Given exercise:
Below are the records. Restate word for word every line from the one that contains "Enumerate this screenshot's" through the final line, both included.

Task material:
---------------

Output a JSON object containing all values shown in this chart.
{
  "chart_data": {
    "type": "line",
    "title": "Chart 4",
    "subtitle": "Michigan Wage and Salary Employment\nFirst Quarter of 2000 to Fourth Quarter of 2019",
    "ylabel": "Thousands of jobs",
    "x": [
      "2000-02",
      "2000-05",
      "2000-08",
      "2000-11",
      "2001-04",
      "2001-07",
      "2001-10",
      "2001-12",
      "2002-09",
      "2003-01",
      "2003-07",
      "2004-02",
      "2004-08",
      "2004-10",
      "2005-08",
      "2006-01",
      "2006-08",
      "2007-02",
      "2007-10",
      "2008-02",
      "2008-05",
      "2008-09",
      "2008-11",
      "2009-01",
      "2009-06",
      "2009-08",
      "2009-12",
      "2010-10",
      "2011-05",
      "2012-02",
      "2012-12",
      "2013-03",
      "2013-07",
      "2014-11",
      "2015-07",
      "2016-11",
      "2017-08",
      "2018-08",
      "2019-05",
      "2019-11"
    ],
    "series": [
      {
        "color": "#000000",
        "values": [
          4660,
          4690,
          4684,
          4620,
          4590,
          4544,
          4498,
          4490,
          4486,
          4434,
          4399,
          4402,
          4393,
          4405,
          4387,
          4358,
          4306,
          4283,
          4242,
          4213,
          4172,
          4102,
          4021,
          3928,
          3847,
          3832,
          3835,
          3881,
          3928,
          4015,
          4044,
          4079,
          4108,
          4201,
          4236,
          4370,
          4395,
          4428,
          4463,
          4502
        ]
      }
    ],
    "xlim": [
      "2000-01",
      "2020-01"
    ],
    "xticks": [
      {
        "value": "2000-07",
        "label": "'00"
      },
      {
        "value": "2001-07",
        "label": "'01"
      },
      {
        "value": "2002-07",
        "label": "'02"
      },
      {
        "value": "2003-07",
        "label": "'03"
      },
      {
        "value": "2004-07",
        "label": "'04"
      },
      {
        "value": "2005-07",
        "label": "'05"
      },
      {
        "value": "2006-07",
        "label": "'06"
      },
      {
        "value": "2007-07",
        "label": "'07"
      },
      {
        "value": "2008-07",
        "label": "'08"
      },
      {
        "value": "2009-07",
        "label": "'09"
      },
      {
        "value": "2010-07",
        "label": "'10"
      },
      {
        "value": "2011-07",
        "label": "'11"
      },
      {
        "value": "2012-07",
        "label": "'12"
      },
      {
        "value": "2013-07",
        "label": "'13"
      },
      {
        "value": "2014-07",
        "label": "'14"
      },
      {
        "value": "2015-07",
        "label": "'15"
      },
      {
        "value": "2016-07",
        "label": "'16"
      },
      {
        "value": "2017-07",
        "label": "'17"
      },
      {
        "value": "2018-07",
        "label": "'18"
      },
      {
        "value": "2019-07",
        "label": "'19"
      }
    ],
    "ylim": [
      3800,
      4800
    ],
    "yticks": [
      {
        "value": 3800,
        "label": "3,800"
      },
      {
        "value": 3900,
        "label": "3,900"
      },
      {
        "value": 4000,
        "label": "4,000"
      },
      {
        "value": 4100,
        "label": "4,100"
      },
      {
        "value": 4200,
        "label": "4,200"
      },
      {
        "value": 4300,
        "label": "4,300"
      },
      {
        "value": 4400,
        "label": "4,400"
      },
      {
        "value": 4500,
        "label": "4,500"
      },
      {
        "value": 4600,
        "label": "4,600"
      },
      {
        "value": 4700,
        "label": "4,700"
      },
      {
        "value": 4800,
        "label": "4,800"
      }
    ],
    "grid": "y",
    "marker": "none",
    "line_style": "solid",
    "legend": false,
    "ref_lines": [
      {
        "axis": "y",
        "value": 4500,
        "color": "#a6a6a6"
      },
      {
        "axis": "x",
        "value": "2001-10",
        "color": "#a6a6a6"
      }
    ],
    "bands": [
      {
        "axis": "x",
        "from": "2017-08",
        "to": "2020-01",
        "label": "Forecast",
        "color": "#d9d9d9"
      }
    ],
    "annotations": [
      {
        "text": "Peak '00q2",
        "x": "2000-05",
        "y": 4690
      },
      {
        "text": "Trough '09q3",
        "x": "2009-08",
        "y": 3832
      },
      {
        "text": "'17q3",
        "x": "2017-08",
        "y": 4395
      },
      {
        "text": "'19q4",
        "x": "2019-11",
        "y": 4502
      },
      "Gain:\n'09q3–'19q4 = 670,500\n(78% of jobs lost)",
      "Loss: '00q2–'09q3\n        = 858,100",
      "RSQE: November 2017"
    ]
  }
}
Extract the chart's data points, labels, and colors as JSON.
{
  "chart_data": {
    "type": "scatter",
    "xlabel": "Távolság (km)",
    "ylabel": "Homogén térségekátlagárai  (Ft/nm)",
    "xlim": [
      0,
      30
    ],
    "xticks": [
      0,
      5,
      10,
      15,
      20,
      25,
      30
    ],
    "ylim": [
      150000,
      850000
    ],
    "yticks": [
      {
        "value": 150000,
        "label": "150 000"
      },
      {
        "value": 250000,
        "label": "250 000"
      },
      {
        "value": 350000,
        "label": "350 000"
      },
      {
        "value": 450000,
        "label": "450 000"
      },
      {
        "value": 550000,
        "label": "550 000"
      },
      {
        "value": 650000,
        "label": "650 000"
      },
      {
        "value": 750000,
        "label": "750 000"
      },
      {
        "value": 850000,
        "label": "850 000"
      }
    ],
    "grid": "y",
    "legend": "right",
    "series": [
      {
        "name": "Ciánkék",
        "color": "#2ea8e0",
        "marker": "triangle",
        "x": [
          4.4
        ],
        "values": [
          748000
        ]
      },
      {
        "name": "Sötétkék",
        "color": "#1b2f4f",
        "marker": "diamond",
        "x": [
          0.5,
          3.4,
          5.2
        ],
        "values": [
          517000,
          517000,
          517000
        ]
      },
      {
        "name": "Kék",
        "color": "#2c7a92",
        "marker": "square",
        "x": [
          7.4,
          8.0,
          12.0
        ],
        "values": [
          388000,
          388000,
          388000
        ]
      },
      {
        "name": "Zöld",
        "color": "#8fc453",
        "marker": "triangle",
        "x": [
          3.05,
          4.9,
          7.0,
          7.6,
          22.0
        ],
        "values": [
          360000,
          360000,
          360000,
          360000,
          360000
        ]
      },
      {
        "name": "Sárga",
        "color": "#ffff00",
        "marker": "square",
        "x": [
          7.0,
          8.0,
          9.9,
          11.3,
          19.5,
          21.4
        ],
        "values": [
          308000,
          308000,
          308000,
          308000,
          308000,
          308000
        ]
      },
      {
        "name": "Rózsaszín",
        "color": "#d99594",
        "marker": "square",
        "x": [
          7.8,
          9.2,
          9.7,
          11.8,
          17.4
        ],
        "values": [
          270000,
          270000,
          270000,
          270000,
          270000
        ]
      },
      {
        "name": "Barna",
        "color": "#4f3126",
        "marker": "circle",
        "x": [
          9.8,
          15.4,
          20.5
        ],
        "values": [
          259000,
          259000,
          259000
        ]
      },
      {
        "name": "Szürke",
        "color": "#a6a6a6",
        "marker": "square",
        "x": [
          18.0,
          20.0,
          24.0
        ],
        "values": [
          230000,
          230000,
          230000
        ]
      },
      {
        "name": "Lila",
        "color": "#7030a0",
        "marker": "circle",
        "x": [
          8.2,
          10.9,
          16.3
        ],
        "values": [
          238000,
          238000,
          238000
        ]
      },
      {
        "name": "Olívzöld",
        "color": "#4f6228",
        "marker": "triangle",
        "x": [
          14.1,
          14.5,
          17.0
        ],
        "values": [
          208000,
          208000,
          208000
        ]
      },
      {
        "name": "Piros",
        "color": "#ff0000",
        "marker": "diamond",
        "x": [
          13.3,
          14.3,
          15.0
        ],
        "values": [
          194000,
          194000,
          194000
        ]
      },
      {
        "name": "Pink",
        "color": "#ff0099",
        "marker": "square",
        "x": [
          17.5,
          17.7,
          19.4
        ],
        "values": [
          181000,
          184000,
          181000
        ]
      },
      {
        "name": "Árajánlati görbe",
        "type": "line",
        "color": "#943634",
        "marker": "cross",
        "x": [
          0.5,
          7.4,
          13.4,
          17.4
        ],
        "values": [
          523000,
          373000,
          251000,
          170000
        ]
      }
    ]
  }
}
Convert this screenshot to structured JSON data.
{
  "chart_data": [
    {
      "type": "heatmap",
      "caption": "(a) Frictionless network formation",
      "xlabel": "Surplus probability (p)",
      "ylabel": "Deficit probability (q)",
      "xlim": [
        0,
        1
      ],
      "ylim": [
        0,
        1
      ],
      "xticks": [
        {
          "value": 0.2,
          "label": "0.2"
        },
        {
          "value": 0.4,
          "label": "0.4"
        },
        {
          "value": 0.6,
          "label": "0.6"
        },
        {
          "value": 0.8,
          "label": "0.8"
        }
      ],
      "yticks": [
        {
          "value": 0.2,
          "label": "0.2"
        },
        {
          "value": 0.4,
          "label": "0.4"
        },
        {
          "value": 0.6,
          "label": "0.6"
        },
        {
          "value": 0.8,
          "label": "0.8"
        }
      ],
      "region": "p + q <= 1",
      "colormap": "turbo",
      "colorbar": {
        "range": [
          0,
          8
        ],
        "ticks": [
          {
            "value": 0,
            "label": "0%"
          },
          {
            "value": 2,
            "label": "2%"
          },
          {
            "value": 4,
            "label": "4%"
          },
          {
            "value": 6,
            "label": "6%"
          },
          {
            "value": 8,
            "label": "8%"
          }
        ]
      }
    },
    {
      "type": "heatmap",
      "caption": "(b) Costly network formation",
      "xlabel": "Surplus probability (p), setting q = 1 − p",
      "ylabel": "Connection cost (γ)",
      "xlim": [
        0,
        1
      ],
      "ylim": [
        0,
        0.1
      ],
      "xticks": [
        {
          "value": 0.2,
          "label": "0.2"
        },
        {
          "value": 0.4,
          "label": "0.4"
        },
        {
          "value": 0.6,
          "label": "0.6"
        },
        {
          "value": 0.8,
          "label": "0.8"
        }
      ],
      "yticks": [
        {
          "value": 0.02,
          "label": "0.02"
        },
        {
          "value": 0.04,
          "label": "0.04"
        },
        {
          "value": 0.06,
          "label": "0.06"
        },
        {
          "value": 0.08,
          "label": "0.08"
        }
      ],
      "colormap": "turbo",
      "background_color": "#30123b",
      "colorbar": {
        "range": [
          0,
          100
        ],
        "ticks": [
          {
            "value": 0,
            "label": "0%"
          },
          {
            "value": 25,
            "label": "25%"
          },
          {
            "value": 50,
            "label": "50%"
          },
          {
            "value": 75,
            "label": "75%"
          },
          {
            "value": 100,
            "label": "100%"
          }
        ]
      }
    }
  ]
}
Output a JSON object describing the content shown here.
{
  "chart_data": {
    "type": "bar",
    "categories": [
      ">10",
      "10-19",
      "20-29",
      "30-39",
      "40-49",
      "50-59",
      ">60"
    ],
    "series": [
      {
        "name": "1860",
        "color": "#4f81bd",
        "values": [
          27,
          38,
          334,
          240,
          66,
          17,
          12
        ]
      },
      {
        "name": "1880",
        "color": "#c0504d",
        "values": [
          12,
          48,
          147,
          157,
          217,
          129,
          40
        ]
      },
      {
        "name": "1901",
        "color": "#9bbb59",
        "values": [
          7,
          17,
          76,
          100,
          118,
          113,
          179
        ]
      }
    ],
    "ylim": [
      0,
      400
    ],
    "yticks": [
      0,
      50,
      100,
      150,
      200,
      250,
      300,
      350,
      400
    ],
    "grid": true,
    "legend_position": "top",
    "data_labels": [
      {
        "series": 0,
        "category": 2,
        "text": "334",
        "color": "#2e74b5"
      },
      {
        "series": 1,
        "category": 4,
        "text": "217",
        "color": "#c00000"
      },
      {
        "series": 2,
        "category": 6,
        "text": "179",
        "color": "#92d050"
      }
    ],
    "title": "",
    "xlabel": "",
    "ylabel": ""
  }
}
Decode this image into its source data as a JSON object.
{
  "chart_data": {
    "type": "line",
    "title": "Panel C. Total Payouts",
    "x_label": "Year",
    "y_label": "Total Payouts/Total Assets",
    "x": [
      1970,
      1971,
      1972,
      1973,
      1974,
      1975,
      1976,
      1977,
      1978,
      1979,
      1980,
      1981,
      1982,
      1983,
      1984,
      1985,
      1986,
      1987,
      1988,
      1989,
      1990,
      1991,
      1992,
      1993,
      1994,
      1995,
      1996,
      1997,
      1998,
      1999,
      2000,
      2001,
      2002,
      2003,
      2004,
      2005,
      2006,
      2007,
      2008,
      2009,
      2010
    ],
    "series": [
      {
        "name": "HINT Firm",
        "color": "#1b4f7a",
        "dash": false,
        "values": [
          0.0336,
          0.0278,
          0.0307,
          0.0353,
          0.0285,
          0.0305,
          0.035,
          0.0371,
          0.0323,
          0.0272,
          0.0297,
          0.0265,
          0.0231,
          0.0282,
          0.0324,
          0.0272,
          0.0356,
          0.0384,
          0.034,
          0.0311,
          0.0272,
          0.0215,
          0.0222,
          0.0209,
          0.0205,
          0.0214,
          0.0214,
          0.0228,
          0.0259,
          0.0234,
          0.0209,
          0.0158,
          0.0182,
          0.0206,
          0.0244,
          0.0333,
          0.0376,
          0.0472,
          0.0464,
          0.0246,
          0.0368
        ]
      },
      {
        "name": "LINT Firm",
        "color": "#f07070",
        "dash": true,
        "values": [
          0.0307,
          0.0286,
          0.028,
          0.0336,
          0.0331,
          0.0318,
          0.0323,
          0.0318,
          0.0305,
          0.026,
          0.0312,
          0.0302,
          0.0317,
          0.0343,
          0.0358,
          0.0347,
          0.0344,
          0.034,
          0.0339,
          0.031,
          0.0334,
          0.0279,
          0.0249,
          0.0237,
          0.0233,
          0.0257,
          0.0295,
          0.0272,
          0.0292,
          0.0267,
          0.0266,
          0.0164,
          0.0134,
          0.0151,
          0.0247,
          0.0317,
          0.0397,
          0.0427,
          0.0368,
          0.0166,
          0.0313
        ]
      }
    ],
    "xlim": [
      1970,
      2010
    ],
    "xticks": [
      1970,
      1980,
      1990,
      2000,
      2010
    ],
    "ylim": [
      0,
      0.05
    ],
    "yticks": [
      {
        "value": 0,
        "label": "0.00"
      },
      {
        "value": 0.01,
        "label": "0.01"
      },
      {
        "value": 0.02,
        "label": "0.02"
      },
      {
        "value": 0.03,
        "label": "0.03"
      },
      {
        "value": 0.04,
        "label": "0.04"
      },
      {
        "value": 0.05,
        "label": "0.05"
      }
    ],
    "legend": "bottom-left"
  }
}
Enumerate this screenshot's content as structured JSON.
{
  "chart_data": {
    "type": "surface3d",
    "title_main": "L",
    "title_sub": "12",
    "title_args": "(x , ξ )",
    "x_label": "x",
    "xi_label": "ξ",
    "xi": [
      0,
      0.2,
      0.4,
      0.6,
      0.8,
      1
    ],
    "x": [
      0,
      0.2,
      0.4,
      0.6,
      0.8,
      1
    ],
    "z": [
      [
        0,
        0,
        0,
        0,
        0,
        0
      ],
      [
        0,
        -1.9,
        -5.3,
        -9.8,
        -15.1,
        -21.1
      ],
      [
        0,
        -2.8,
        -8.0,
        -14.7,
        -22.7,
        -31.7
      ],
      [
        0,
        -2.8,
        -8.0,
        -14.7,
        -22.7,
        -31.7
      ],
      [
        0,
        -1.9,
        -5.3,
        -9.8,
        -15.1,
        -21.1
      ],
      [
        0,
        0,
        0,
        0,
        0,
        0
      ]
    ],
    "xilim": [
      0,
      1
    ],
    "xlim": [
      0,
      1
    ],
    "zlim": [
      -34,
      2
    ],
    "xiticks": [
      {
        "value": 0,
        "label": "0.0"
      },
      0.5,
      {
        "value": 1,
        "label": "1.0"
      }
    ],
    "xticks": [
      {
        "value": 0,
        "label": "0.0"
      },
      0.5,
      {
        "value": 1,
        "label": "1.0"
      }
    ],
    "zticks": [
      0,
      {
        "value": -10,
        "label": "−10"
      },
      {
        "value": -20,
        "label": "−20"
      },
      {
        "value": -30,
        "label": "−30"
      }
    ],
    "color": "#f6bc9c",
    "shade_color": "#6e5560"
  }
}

---------------

Solution for this problem:
Enumerate this screenshot's content as structured JSON.
{
  "chart_data": {
    "type": "surface3d",
    "title_main": "L",
    "title_sub": "12",
    "title_args": "(x , ξ )",
    "x_label": "x",
    "xi_label": "ξ",
    "xi": [
      0,
      0.2,
      0.4,
      0.6,
      0.8,
      1
    ],
    "x": [
      0,
      0.2,
      0.4,
      0.6,
      0.8,
      1
    ],
    "z": [
      [
        0,
        0,
        0,
        0,
        0,
        0
      ],
      [
        0,
        -1.9,
        -5.3,
        -9.8,
        -15.1,
        -21.1
      ],
      [
        0,
        -2.8,
        -8.0,
        -14.7,
        -22.7,
        -31.7
      ],
      [
        0,
        -2.8,
        -8.0,
        -14.7,
        -22.7,
        -31.7
      ],
      [
        0,
        -1.9,
        -5.3,
        -9.8,
        -15.1,
        -21.1
      ],
      [
        0,
        0,
        0,
        0,
        0,
        0
      ]
    ],
    "xilim": [
      0,
      1
    ],
    "xlim": [
      0,
      1
    ],
    "zlim": [
      -34,
      2
    ],
    "xiticks": [
      {
        "value": 0,
        "label": "0.0"
      },
      0.5,
      {
        "value": 1,
        "label": "1.0"
      }
    ],
    "xticks": [
      {
        "value": 0,
        "label": "0.0"
      },
      0.5,
      {
        "value": 1,
        "label": "1.0"
      }
    ],
    "zticks": [
      0,
      {
        "value": -10,
        "label": "−10"
      },
      {
        "value": -20,
        "label": "−20"
      },
      {
        "value": -30,
        "label": "−30"
      }
    ],
    "color": "#f6bc9c",
    "shade_color": "#6e5560"
  }
}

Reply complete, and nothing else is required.